Text passage
+---+

Introduction
Message brokers are the nervous system of distributed architectures, enabling asynchronous communication between services at scale. Apache Kafka, RabbitMQ, and Apache Pulsar represent three distinct approaches to message processing. Choosing the wrong broker leads to architecture that fights against the tool's strengths. This article provides a technical comparison to guide your decision.
Architecture and Message Model
Apache Kafka
Kafka uses a distributed commit log model with partitioned topics:
# Kafka topic configuration
topic_config:
name: orders
partitions: 12
replication_factor: 3
configs:
cleanup.policy: delete
retention.ms: 604800000 # 7 days
retention.bytes: 1073741824 # 1 GB
compression.type: snappy
min.insync.replicas: 2
max.message.bytes: 1048576 # 1 MB
# Producer configuration (Go)

+---+

Extracted entries
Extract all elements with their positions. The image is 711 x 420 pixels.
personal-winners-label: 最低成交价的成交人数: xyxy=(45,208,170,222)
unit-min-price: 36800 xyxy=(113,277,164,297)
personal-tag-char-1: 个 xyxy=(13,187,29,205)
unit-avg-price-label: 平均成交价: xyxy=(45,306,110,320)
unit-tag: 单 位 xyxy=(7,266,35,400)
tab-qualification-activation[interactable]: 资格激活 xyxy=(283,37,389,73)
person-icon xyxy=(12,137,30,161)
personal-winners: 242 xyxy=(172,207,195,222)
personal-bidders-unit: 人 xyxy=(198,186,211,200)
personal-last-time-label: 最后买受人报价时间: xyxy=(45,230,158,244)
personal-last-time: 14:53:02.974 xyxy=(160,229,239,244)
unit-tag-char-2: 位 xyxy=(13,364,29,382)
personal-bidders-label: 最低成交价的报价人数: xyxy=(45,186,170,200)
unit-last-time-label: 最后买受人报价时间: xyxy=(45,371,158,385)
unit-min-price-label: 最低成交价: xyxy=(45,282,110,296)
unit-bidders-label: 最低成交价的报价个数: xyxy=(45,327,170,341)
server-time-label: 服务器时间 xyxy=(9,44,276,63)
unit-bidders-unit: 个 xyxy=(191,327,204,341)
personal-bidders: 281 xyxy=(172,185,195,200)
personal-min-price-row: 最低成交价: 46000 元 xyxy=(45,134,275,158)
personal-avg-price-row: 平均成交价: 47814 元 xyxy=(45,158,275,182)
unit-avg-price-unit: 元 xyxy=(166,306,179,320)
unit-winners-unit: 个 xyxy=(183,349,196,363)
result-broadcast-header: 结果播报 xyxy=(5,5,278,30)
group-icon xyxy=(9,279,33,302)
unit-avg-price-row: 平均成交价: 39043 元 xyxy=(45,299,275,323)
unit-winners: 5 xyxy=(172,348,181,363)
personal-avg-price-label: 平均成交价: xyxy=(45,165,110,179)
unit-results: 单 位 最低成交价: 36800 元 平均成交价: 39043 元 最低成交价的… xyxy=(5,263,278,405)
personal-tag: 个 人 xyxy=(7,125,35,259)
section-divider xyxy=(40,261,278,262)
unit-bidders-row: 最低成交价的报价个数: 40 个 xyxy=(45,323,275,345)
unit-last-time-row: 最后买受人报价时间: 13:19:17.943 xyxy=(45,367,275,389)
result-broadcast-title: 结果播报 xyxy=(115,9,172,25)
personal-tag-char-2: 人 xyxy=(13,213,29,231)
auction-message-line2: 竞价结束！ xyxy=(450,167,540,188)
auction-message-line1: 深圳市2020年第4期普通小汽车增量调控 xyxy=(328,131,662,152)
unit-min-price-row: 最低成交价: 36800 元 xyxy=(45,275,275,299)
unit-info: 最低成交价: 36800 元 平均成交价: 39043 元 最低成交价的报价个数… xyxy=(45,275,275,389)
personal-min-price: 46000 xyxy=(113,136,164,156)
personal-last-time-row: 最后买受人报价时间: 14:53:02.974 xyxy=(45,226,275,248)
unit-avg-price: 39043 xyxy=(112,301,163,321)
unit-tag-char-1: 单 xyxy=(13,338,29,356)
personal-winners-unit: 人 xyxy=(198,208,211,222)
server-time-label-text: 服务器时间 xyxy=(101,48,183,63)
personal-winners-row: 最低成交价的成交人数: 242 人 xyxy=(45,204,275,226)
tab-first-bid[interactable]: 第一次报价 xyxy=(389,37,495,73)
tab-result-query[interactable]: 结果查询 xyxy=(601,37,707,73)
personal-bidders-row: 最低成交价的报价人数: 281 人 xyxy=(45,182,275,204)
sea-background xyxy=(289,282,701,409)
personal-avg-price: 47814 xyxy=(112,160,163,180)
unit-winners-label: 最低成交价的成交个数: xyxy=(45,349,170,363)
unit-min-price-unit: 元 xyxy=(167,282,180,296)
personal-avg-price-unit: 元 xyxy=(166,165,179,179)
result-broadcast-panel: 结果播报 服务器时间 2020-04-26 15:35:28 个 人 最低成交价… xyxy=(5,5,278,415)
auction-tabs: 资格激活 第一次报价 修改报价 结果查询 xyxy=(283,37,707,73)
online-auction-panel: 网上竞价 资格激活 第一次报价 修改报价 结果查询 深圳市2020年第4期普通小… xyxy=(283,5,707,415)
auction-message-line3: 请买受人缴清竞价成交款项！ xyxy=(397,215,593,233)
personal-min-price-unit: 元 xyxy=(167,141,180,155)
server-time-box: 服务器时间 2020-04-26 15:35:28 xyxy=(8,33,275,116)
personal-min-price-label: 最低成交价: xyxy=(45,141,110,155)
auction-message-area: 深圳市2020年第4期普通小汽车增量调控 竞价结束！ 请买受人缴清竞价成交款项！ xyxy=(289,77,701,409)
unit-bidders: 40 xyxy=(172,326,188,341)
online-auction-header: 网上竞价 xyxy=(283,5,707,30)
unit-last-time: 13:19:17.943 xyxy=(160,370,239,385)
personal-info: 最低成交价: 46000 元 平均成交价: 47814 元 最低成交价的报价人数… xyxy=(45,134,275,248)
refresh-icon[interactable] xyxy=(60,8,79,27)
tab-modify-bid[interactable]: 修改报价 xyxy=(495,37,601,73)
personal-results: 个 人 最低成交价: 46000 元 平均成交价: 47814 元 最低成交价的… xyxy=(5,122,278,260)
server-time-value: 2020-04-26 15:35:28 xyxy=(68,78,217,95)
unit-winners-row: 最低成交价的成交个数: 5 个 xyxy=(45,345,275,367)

+---+

Action item
Reproduce the entire message broker comparison word for word. The rows were taken from a different source than the text.

Solution to this problem
Introduction
Message brokers are the nervous system of distributed architectures, enabling asynchronous communication between services at scale. Apache Kafka, RabbitMQ, and Apache Pulsar represent three distinct approaches to message processing. Choosing the wrong broker leads to architecture that fights against the tool's strengths. This article provides a technical comparison to guide your decision.
Architecture and Message Model
Apache Kafka
Kafka uses a distributed commit log model with partitioned topics:
# Kafka topic configuration
topic_config:
name: orders
partitions: 12
replication_factor: 3
configs:
cleanup.policy: delete
retention.ms: 604800000 # 7 days
retention.bytes: 1073741824 # 1 GB
compression.type: snappy
min.insync.replicas: 2
max.message.bytes: 1048576 # 1 MB
# Producer configuration (Go)